* _INSTRUCTIONS TO FOLLOW_:
Where a line of the listing below includes the word "ณสมบ", reproduce that line.

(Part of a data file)
-- -- --

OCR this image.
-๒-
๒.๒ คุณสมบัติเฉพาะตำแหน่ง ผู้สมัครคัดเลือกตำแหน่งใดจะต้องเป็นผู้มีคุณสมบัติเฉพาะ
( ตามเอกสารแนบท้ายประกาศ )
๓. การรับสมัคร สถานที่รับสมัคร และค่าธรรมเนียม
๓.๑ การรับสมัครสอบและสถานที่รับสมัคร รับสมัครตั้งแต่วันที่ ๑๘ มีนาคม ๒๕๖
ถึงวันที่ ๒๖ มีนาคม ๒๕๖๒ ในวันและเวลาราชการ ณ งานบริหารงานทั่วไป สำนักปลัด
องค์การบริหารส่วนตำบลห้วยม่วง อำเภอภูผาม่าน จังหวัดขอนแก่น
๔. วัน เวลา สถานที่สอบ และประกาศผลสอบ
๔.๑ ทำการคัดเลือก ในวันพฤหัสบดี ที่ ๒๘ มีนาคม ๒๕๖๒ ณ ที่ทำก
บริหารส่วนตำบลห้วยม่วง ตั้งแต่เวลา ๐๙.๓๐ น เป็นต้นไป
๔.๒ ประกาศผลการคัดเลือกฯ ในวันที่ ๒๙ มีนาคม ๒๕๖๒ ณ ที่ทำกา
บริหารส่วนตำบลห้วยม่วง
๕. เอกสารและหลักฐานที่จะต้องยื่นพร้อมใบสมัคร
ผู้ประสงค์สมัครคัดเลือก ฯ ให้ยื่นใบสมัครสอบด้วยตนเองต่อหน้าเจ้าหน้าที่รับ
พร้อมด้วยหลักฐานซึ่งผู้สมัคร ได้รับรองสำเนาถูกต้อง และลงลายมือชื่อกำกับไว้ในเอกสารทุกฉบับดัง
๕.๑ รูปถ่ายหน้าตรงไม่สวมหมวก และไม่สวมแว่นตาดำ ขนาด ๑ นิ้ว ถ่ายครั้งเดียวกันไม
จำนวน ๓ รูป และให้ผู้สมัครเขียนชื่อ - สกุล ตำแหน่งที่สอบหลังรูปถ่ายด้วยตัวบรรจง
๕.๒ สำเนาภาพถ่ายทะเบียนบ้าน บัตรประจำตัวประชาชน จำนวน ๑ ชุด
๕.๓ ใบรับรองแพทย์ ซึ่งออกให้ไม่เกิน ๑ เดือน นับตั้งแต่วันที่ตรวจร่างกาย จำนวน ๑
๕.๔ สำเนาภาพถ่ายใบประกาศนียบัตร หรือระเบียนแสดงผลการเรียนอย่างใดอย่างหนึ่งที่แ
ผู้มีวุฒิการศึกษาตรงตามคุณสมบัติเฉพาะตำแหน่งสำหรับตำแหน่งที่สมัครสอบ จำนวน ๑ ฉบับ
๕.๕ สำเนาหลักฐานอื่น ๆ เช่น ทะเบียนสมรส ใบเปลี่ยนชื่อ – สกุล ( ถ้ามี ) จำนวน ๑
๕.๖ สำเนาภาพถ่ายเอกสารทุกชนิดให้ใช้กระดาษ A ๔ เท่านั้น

-- -- --

* _EXERCISE OUTPUT_:
๒.๒ คุณสมบัติเฉพาะตำแหน่ง ผู้สมัครคัดเลือกตำแหน่งใดจะต้องเป็นผู้มีคุณสมบัติเฉพาะ
ผู้มีวุฒิการศึกษาตรงตามคุณสมบัติเฉพาะตำแหน่งสำหรับตำแหน่งที่สมัครสอบ จำนวน ๑ ฉบับ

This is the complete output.